#### Written instruction:
Copy out all lines carrying the word "false".

#### Task data:
## Start

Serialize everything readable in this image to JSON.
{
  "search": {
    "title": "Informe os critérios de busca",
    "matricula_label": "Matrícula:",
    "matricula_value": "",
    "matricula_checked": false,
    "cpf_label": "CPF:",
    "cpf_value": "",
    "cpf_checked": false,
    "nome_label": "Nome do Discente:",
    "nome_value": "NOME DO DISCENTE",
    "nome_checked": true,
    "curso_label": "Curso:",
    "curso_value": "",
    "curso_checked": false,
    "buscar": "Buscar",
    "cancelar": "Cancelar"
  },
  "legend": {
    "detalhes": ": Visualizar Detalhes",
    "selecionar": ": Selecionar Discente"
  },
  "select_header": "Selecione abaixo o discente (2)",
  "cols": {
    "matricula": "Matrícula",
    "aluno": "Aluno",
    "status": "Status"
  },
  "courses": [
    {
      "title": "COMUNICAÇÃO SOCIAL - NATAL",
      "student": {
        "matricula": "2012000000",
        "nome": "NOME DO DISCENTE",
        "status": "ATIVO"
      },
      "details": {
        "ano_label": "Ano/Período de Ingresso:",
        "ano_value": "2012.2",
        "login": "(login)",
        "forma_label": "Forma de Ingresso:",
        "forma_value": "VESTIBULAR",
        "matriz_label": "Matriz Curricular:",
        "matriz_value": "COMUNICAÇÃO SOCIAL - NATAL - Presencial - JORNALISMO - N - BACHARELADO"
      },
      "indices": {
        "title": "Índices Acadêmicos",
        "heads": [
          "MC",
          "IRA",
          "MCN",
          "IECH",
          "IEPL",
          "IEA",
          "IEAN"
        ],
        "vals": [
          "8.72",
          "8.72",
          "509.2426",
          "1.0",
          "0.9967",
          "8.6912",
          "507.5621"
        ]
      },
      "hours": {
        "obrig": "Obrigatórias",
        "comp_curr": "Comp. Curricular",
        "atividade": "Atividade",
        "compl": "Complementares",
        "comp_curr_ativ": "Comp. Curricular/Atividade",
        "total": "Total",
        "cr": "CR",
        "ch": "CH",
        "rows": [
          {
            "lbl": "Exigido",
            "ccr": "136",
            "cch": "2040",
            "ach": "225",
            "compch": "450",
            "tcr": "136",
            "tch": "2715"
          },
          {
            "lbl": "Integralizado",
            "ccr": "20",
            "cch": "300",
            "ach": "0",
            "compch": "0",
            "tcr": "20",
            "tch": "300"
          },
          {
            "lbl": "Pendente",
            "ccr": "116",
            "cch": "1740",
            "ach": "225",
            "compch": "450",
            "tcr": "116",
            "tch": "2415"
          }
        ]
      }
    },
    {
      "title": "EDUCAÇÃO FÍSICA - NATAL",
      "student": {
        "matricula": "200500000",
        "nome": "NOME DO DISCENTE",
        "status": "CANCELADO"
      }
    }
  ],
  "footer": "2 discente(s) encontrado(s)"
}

## End

#### Full output:
    "matricula_checked": false,
    "cpf_checked": false,
    "curso_checked": false,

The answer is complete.